- What the task requires
Transcribe all records exactly.

#### Input records

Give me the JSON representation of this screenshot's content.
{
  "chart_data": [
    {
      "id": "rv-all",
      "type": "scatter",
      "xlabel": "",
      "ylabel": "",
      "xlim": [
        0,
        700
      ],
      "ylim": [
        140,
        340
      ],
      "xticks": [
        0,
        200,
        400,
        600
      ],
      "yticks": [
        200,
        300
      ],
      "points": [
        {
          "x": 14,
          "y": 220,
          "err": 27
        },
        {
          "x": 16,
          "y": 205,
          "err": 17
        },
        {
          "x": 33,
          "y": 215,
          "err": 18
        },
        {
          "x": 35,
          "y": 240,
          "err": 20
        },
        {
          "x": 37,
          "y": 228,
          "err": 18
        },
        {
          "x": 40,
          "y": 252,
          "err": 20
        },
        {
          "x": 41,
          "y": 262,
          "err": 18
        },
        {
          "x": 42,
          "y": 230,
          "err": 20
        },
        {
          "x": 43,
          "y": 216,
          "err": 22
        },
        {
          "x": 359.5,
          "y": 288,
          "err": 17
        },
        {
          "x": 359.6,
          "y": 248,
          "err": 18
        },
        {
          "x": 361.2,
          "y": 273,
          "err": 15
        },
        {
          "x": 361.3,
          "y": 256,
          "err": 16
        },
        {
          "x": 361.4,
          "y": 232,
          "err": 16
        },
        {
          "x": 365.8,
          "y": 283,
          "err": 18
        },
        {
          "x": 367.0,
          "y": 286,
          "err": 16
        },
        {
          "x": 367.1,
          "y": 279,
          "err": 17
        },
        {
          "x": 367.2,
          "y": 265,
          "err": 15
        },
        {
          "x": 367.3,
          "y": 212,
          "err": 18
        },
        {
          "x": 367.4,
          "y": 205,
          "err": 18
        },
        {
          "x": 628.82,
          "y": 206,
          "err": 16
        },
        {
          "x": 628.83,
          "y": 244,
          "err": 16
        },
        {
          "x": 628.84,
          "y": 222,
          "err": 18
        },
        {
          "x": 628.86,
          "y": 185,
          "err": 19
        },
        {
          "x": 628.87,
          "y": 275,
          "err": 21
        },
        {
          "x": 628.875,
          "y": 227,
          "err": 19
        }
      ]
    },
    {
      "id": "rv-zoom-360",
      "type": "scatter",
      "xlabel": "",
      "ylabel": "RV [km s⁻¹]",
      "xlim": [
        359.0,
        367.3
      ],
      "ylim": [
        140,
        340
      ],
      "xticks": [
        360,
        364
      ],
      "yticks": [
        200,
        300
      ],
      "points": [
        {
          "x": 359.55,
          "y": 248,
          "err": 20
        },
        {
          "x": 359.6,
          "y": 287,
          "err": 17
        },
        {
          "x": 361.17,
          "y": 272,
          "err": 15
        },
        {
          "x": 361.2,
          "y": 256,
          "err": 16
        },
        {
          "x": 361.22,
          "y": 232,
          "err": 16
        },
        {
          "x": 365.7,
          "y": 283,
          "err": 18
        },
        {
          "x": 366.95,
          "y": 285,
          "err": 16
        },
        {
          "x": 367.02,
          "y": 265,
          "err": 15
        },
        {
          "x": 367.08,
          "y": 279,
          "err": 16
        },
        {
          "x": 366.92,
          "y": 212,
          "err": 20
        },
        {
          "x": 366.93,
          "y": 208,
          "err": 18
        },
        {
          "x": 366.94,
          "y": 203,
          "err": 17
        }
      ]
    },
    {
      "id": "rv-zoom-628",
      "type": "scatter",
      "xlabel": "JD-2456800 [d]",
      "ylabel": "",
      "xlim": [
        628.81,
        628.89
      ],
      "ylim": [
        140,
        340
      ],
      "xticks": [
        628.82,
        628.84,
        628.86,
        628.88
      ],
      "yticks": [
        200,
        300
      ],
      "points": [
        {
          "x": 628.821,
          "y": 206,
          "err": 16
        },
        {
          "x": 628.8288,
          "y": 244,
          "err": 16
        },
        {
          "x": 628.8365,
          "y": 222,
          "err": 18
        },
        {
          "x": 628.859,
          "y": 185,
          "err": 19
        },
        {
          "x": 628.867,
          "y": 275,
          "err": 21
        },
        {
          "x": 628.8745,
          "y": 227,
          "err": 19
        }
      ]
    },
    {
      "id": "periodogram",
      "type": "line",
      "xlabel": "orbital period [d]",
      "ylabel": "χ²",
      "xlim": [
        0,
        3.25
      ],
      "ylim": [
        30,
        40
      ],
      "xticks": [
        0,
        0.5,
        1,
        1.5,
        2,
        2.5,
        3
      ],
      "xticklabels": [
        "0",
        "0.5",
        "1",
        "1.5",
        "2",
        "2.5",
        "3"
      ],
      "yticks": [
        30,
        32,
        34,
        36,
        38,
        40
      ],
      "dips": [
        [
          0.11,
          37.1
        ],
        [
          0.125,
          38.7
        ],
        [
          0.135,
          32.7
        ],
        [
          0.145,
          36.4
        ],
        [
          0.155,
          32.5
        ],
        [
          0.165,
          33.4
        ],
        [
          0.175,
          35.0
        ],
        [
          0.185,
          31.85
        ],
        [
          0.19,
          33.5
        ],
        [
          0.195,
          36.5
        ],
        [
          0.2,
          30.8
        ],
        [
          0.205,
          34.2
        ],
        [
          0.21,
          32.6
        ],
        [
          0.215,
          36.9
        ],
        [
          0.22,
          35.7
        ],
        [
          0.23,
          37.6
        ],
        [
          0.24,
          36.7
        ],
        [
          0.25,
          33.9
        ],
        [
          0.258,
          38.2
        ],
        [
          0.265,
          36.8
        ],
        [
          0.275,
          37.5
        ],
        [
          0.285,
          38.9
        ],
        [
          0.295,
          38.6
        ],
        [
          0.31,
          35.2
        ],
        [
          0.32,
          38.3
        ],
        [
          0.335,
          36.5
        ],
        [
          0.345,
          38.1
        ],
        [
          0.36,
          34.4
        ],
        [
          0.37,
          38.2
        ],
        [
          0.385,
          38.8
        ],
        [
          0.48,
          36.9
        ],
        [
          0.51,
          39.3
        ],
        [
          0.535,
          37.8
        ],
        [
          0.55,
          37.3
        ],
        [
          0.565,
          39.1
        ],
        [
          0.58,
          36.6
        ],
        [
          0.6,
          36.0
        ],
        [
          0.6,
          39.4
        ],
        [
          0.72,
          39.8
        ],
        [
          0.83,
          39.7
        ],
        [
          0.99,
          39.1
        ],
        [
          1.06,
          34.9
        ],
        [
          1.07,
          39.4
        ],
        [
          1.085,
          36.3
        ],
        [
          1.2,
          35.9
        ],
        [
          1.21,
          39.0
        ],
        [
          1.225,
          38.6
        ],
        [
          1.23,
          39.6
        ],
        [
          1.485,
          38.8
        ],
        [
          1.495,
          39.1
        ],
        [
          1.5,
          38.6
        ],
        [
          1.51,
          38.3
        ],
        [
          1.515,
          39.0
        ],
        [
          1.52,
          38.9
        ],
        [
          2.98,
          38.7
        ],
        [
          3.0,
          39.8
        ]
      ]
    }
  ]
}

########

- Solution for this exercise
Give me the JSON representation of this screenshot's content.
{
  "chart_data": [
    {
      "id": "rv-all",
      "type": "scatter",
      "xlabel": "",
      "ylabel": "",
      "xlim": [
        0,
        700
      ],
      "ylim": [
        140,
        340
      ],
      "xticks": [
        0,
        200,
        400,
        600
      ],
      "yticks": [
        200,
        300
      ],
      "points": [
        {
          "x": 14,
          "y": 220,
          "err": 27
        },
        {
          "x": 16,
          "y": 205,
          "err": 17
        },
        {
          "x": 33,
          "y": 215,
          "err": 18
        },
        {
          "x": 35,
          "y": 240,
          "err": 20
        },
        {
          "x": 37,
          "y": 228,
          "err": 18
        },
        {
          "x": 40,
          "y": 252,
          "err": 20
        },
        {
          "x": 41,
          "y": 262,
          "err": 18
        },
        {
          "x": 42,
          "y": 230,
          "err": 20
        },
        {
          "x": 43,
          "y": 216,
          "err": 22
        },
        {
          "x": 359.5,
          "y": 288,
          "err": 17
        },
        {
          "x": 359.6,
          "y": 248,
          "err": 18
        },
        {
          "x": 361.2,
          "y": 273,
          "err": 15
        },
        {
          "x": 361.3,
          "y": 256,
          "err": 16
        },
        {
          "x": 361.4,
          "y": 232,
          "err": 16
        },
        {
          "x": 365.8,
          "y": 283,
          "err": 18
        },
        {
          "x": 367.0,
          "y": 286,
          "err": 16
        },
        {
          "x": 367.1,
          "y": 279,
          "err": 17
        },
        {
          "x": 367.2,
          "y": 265,
          "err": 15
        },
        {
          "x": 367.3,
          "y": 212,
          "err": 18
        },
        {
          "x": 367.4,
          "y": 205,
          "err": 18
        },
        {
          "x": 628.82,
          "y": 206,
          "err": 16
        },
        {
          "x": 628.83,
          "y": 244,
          "err": 16
        },
        {
          "x": 628.84,
          "y": 222,
          "err": 18
        },
        {
          "x": 628.86,
          "y": 185,
          "err": 19
        },
        {
          "x": 628.87,
          "y": 275,
          "err": 21
        },
        {
          "x": 628.875,
          "y": 227,
          "err": 19
        }
      ]
    },
    {
      "id": "rv-zoom-360",
      "type": "scatter",
      "xlabel": "",
      "ylabel": "RV [km s⁻¹]",
      "xlim": [
        359.0,
        367.3
      ],
      "ylim": [
        140,
        340
      ],
      "xticks": [
        360,
        364
      ],
      "yticks": [
        200,
        300
      ],
      "points": [
        {
          "x": 359.55,
          "y": 248,
          "err": 20
        },
        {
          "x": 359.6,
          "y": 287,
          "err": 17
        },
        {
          "x": 361.17,
          "y": 272,
          "err": 15
        },
        {
          "x": 361.2,
          "y": 256,
          "err": 16
        },
        {
          "x": 361.22,
          "y": 232,
          "err": 16
        },
        {
          "x": 365.7,
          "y": 283,
          "err": 18
        },
        {
          "x": 366.95,
          "y": 285,
          "err": 16
        },
        {
          "x": 367.02,
          "y": 265,
          "err": 15
        },
        {
          "x": 367.08,
          "y": 279,
          "err": 16
        },
        {
          "x": 366.92,
          "y": 212,
          "err": 20
        },
        {
          "x": 366.93,
          "y": 208,
          "err": 18
        },
        {
          "x": 366.94,
          "y": 203,
          "err": 17
        }
      ]
    },
    {
      "id": "rv-zoom-628",
      "type": "scatter",
      "xlabel": "JD-2456800 [d]",
      "ylabel": "",
      "xlim": [
        628.81,
        628.89
      ],
      "ylim": [
        140,
        340
      ],
      "xticks": [
        628.82,
        628.84,
        628.86,
        628.88
      ],
      "yticks": [
        200,
        300
      ],
      "points": [
        {
          "x": 628.821,
          "y": 206,
          "err": 16
        },
        {
          "x": 628.8288,
          "y": 244,
          "err": 16
        },
        {
          "x": 628.8365,
          "y": 222,
          "err": 18
        },
        {
          "x": 628.859,
          "y": 185,
          "err": 19
        },
        {
          "x": 628.867,
          "y": 275,
          "err": 21
        },
        {
          "x": 628.8745,
          "y": 227,
          "err": 19
        }
      ]
    },
    {
      "id": "periodogram",
      "type": "line",
      "xlabel": "orbital period [d]",
      "ylabel": "χ²",
      "xlim": [
        0,
        3.25
      ],
      "ylim": [
        30,
        40
      ],
      "xticks": [
        0,
        0.5,
        1,
        1.5,
        2,
        2.5,
        3
      ],
      "xticklabels": [
        "0",
        "0.5",
        "1",
        "1.5",
        "2",
        "2.5",
        "3"
      ],
      "yticks": [
        30,
        32,
        34,
        36,
        38,
        40
      ],
      "dips": [
        [
          0.11,
          37.1
        ],
        [
          0.125,
          38.7
        ],
        [
          0.135,
          32.7
        ],
        [
          0.145,
          36.4
        ],
        [
          0.155,
          32.5
        ],
        [
          0.165,
          33.4
        ],
        [
          0.175,
          35.0
        ],
        [
          0.185,
          31.85
        ],
        [
          0.19,
          33.5
        ],
        [
          0.195,
          36.5
        ],
        [
          0.2,
          30.8
        ],
        [
          0.205,
          34.2
        ],
        [
          0.21,
          32.6
        ],
        [
          0.215,
          36.9
        ],
        [
          0.22,
          35.7
        ],
        [
          0.23,
          37.6
        ],
        [
          0.24,
          36.7
        ],
        [
          0.25,
          33.9
        ],
        [
          0.258,
          38.2
        ],
        [
          0.265,
          36.8
        ],
        [
          0.275,
          37.5
        ],
        [
          0.285,
          38.9
        ],
        [
          0.295,
          38.6
        ],
        [
          0.31,
          35.2
        ],
        [
          0.32,
          38.3
        ],
        [
          0.335,
          36.5
        ],
        [
          0.345,
          38.1
        ],
        [
          0.36,
          34.4
        ],
        [
          0.37,
          38.2
        ],
        [
          0.385,
          38.8
        ],
        [
          0.48,
          36.9
        ],
        [
          0.51,
          39.3
        ],
        [
          0.535,
          37.8
        ],
        [
          0.55,
          37.3
        ],
        [
          0.565,
          39.1
        ],
        [
          0.58,
          36.6
        ],
        [
          0.6,
          36.0
        ],
        [
          0.6,
          39.4
        ],
        [
          0.72,
          39.8
        ],
        [
          0.83,
          39.7
        ],
        [
          0.99,
          39.1
        ],
        [
          1.06,
          34.9
        ],
        [
          1.07,
          39.4
        ],
        [
          1.085,
          36.3
        ],
        [
          1.2,
          35.9
        ],
        [
          1.21,
          39.0
        ],
        [
          1.225,
          38.6
        ],
        [
          1.23,
          39.6
        ],
        [
          1.485,
          38.8
        ],
        [
          1.495,
          39.1
        ],
        [
          1.5,
          38.6
        ],
        [
          1.51,
          38.3
        ],
        [
          1.515,
          39.0
        ],
        [
          1.52,
          38.9
        ],
        [
          2.98,
          38.7
        ],
        [
          3.0,
          39.8
        ]
      ]
    }
  ]
}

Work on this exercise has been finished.